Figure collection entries
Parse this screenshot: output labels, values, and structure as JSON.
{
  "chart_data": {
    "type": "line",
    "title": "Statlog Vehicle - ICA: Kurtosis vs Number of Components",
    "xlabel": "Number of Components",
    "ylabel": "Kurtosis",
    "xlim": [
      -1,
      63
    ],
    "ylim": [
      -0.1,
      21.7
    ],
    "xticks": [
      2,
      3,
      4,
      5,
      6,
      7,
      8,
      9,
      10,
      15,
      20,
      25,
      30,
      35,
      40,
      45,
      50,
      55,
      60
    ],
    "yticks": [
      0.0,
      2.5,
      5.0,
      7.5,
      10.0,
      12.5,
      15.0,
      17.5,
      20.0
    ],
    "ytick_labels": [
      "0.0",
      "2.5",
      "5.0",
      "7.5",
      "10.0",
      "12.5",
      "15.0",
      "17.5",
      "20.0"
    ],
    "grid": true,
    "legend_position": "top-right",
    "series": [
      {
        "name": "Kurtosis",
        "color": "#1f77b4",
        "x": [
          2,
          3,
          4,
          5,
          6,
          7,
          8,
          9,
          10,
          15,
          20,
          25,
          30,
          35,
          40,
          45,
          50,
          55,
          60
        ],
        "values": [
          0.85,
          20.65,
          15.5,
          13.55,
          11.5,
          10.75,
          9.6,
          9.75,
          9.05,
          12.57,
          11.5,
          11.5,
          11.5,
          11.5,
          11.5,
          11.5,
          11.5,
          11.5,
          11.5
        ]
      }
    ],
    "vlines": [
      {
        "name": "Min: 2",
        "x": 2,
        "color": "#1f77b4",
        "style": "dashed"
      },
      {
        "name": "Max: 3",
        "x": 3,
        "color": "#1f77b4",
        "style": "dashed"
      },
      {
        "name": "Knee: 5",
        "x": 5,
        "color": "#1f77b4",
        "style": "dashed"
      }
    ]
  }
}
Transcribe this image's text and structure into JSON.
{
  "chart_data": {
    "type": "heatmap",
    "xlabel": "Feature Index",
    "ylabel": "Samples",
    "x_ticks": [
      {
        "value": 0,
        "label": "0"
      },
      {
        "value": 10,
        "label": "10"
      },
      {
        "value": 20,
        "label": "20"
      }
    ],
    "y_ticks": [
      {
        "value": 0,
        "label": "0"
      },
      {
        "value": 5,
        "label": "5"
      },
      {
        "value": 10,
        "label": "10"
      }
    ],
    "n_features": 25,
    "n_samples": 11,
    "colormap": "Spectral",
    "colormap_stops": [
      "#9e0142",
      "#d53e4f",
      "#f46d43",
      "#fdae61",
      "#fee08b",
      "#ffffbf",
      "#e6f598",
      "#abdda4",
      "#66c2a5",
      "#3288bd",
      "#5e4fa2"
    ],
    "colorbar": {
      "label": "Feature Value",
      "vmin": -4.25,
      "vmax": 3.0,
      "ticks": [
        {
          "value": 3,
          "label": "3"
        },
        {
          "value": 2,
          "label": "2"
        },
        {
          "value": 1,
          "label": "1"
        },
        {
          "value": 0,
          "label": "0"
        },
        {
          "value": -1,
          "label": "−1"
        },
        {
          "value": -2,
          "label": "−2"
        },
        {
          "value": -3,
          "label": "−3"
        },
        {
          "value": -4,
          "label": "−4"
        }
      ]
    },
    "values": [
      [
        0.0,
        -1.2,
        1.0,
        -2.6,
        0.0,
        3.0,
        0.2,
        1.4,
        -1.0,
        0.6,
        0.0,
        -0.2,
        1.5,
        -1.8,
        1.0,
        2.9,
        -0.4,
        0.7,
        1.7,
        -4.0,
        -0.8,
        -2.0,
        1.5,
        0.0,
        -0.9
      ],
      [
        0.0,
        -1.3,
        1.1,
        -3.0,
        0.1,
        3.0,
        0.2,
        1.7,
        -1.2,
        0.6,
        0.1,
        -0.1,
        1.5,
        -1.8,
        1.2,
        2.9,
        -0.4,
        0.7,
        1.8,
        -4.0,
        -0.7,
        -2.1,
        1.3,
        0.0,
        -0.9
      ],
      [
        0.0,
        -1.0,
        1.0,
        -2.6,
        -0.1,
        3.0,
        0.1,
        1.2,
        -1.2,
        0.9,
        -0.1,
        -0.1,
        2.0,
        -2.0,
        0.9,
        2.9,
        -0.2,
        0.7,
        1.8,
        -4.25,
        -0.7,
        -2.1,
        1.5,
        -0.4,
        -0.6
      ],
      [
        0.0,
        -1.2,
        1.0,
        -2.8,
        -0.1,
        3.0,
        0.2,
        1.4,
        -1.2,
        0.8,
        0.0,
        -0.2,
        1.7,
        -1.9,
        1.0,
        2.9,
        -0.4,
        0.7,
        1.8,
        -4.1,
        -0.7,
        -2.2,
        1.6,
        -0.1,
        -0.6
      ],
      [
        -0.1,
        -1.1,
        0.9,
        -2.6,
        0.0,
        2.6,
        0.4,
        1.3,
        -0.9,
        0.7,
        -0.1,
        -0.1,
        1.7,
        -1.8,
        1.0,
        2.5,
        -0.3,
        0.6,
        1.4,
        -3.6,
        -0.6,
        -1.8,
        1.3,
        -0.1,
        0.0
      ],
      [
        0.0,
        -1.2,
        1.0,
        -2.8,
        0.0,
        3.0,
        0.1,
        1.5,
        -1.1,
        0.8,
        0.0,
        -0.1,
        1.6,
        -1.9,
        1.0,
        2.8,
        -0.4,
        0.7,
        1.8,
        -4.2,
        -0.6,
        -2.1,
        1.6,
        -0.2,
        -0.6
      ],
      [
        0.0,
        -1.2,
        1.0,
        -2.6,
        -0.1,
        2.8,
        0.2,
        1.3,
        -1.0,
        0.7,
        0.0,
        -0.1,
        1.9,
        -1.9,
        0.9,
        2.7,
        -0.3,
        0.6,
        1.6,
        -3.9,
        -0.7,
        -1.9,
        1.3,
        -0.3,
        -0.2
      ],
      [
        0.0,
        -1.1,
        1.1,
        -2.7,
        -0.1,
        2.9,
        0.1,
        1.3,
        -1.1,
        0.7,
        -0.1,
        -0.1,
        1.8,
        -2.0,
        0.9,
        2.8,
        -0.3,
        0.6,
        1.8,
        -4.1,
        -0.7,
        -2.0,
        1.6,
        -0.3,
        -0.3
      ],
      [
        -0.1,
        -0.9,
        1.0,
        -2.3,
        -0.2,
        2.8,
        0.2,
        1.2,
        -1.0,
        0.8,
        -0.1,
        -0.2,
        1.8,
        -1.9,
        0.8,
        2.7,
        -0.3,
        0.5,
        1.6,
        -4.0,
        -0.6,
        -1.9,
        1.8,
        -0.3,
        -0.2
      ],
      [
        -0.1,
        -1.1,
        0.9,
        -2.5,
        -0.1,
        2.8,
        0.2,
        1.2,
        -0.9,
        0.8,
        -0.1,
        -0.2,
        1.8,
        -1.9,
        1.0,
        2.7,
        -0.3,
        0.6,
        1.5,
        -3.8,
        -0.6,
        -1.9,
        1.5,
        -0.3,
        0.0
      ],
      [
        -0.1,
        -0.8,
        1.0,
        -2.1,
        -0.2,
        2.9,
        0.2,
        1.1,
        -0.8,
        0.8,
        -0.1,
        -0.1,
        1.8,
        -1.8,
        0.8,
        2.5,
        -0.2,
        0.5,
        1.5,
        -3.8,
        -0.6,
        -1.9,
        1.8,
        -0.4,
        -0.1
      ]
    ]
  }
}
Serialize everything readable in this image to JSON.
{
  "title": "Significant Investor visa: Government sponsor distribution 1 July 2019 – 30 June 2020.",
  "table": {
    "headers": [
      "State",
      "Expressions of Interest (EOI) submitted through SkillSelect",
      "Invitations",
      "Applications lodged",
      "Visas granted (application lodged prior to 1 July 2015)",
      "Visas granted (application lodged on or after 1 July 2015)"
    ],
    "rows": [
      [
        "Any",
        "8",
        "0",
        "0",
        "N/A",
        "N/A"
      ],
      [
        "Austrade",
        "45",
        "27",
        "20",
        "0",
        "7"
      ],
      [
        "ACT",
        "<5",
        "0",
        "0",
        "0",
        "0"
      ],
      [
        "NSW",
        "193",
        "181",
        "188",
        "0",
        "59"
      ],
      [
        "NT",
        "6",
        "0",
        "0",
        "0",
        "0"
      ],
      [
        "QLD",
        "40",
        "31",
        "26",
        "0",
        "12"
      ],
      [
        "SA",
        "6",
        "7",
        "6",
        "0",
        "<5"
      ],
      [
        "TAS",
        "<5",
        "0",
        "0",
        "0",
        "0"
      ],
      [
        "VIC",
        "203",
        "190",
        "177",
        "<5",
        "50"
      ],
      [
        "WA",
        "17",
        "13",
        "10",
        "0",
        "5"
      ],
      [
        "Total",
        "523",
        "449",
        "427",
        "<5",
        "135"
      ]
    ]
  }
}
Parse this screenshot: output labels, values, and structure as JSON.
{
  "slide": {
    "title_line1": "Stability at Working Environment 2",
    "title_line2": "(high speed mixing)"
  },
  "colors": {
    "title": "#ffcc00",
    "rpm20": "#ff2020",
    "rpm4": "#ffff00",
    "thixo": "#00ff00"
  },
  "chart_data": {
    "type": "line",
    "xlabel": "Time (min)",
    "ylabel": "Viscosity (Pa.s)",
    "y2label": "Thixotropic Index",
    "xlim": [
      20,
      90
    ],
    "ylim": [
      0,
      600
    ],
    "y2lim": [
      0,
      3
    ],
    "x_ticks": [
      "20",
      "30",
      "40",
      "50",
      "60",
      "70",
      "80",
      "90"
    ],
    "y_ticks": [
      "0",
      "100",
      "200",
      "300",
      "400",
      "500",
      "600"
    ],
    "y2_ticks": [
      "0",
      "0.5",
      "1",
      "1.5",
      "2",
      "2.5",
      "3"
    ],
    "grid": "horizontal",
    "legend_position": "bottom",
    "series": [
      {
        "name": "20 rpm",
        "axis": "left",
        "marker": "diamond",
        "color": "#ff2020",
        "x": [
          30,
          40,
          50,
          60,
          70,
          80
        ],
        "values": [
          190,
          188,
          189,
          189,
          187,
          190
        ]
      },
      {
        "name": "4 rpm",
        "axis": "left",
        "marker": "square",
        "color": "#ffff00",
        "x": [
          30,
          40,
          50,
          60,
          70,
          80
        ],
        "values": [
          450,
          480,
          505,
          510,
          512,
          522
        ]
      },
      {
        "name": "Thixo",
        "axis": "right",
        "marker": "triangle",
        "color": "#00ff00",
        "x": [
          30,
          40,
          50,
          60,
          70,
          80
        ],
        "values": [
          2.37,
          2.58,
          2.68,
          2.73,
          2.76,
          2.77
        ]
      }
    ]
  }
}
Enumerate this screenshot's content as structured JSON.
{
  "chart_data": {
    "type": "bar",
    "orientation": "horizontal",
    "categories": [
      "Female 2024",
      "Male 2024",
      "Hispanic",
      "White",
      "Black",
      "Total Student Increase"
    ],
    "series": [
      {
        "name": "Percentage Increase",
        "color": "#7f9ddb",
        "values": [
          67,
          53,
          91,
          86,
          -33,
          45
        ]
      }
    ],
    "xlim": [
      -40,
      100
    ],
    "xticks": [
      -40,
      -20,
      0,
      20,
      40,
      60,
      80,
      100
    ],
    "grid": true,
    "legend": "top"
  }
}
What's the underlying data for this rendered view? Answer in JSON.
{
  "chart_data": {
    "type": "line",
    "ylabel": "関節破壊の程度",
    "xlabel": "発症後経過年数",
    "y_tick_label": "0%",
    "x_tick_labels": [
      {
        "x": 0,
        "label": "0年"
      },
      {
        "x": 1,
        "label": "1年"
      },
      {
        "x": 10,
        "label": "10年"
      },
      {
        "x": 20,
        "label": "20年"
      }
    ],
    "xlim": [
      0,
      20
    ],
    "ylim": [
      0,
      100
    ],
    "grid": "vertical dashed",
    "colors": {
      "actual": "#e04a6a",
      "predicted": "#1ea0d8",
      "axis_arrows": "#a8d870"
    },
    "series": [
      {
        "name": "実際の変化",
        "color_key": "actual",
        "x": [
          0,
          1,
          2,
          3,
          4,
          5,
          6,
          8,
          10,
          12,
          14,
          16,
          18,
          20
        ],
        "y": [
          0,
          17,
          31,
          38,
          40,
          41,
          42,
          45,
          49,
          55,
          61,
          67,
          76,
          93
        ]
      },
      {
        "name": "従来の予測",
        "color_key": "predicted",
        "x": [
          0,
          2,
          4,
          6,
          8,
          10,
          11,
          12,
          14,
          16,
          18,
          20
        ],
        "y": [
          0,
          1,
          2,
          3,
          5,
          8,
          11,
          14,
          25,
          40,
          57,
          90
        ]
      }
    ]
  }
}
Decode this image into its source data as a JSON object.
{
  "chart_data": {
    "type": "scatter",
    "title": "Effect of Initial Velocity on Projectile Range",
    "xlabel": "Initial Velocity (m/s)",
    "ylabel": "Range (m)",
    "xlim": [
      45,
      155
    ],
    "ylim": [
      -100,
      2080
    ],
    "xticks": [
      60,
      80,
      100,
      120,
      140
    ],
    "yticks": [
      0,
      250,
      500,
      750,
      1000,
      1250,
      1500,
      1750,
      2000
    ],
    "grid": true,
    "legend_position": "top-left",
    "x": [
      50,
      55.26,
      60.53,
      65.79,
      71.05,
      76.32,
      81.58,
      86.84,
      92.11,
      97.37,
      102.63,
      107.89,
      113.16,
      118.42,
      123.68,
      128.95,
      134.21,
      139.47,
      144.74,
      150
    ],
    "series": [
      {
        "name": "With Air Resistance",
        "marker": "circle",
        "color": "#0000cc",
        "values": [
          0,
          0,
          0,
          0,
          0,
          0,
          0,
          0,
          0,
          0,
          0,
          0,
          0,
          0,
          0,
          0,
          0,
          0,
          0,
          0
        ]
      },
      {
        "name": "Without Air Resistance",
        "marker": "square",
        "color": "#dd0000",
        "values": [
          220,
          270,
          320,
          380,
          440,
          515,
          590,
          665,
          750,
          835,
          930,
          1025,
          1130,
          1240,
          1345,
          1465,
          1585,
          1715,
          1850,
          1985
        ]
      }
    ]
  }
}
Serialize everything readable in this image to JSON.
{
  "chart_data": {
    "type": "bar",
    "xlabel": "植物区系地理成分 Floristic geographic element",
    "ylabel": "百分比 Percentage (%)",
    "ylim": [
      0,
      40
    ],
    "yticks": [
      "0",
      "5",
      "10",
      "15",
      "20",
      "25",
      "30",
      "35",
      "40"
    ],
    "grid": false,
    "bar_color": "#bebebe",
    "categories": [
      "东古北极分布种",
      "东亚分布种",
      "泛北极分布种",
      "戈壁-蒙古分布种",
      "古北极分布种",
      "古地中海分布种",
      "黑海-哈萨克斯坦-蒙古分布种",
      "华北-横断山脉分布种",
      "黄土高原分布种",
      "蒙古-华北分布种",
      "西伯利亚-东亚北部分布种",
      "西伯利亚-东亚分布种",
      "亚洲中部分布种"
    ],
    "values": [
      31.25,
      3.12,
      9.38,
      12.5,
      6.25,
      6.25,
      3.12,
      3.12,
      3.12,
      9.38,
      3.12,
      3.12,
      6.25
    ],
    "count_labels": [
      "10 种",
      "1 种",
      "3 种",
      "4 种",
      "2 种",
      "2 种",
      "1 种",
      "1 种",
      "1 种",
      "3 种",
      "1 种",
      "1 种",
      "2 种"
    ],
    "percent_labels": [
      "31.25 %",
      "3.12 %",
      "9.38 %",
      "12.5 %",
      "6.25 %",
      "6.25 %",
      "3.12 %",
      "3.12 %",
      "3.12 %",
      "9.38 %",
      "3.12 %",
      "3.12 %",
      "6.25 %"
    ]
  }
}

• **What is being asked**:
Give the count of lines in the data shown above that contain "ylabel", and nothing else.

• **Expected answer**:
6